• [REQUIRED WORK]:
Select, from the material below, each line with "What" in it.

• [RECORD EXCERPTS]:
>>

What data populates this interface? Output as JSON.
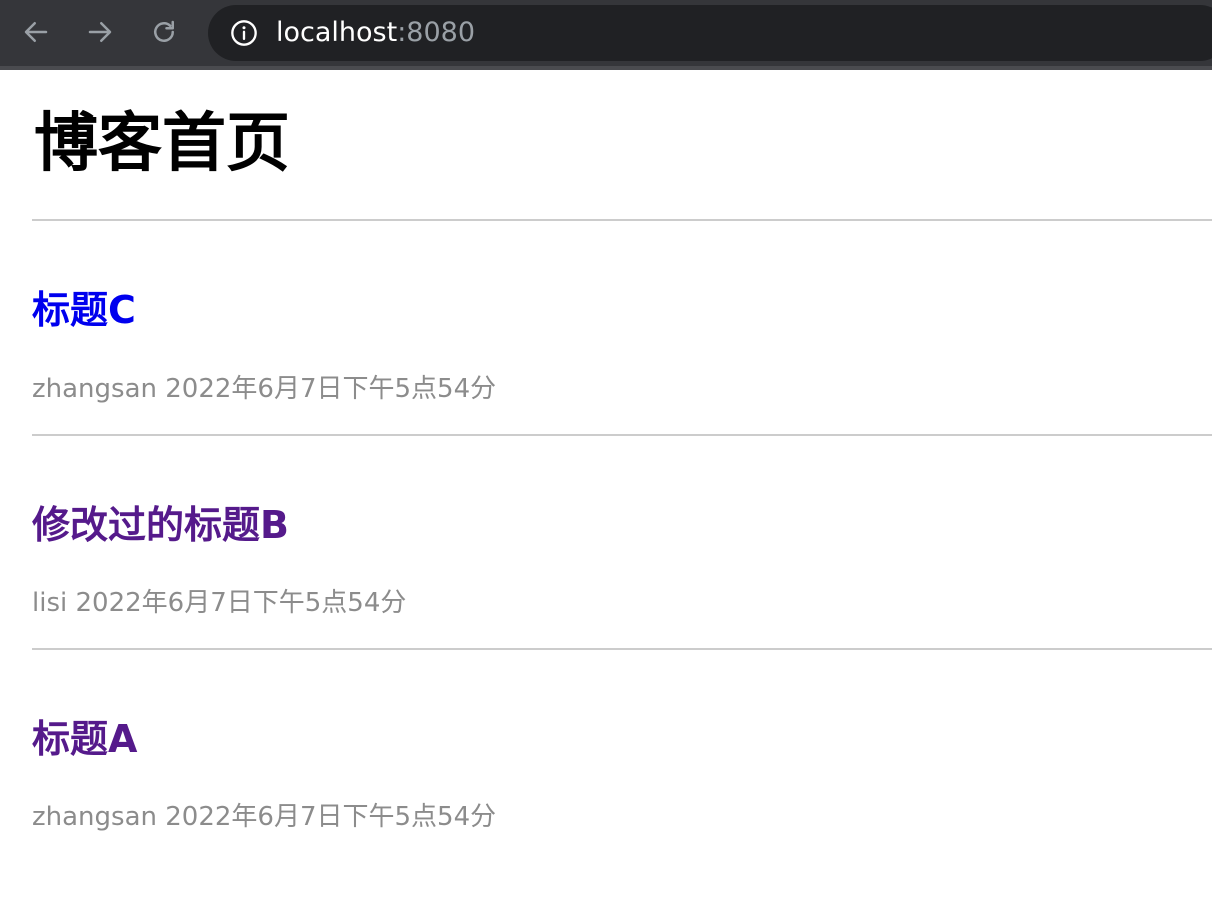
{
  "browser": {
    "url_host": "localhost",
    "url_port": ":8080"
  },
  "page": {
    "title": "博客首页"
  },
  "posts": [
    {
      "title": "标题C",
      "author": "zhangsan",
      "date": "2022年6月7日下午5点54分",
      "link_color": "#0000ee"
    },
    {
      "title": "修改过的标题B",
      "author": "lisi",
      "date": "2022年6月7日下午5点54分",
      "link_color": "#551a8b"
    },
    {
      "title": "标题A",
      "author": "zhangsan",
      "date": "2022年6月7日下午5点54分",
      "link_color": "#551a8b"
    }
  ]
}
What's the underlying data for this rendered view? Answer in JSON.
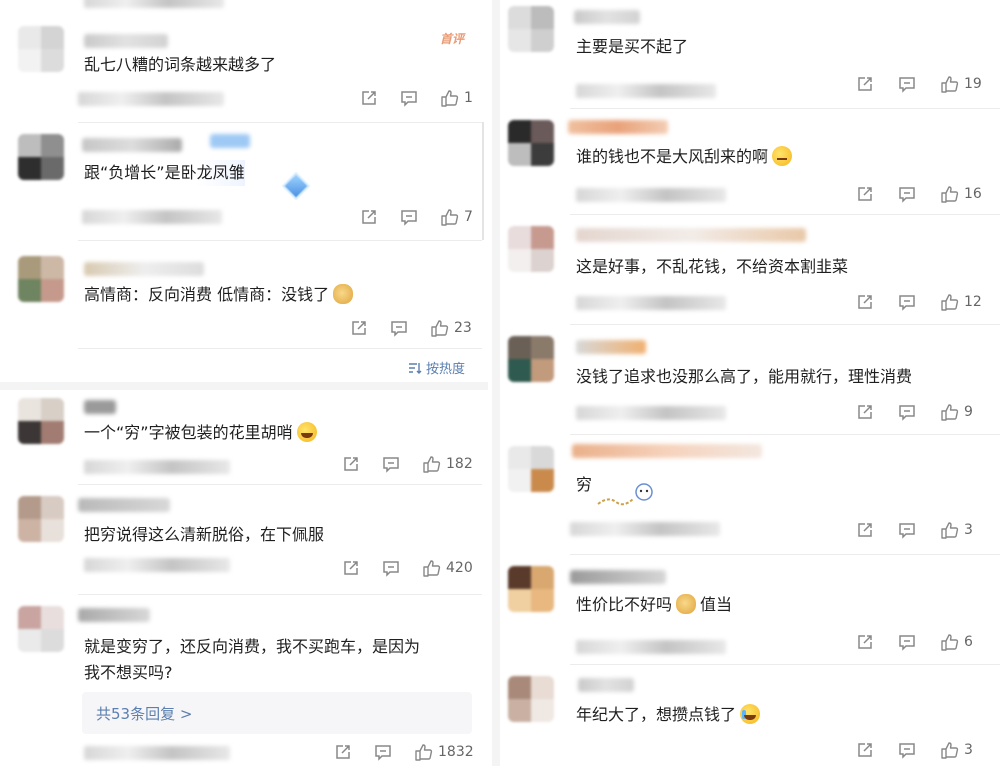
{
  "sort_label": "按热度",
  "hot_tag": "首评",
  "left": [
    {
      "text": "乱七八糟的词条越来越多了",
      "likes": "1",
      "emoji": ""
    },
    {
      "text": "跟“负增长”是卧龙凤雏",
      "likes": "7",
      "emoji": ""
    },
    {
      "text": "高情商：反向消费 低情商：没钱了",
      "likes": "23",
      "emoji": "dog"
    },
    {
      "text": "一个“穷”字被包装的花里胡哨",
      "likes": "182",
      "emoji": "laugh"
    },
    {
      "text": "把穷说得这么清新脱俗，在下佩服",
      "likes": "420",
      "emoji": ""
    },
    {
      "text_line1": "就是变穷了，还反向消费，我不买跑车，是因为",
      "text_line2": "我不想买吗?",
      "likes": "1832",
      "reply_label": "共53条回复 >"
    }
  ],
  "right": [
    {
      "text": "主要是买不起了",
      "likes": "19",
      "emoji": ""
    },
    {
      "text": "谁的钱也不是大风刮来的啊",
      "likes": "16",
      "emoji": "sleepy"
    },
    {
      "text": "这是好事，不乱花钱，不给资本割韭菜",
      "likes": "12",
      "emoji": ""
    },
    {
      "text": "没钱了追求也没那么高了，能用就行，理性消费",
      "likes": "9",
      "emoji": ""
    },
    {
      "text": "穷",
      "likes": "3",
      "emoji": ""
    },
    {
      "text": "性价比不好吗",
      "text_after": "值当",
      "likes": "6",
      "emoji": "dog"
    },
    {
      "text": "年纪大了，想攒点钱了",
      "likes": "3",
      "emoji": "cry"
    }
  ],
  "icons": {
    "share": "share-icon",
    "comment": "comment-icon",
    "like": "like-icon"
  }
}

<<

• [ANSWER TO THE EXERCISE]:
What data populates this interface? Output as JSON.
What's the underlying data for this rendered view? Answer in JSON.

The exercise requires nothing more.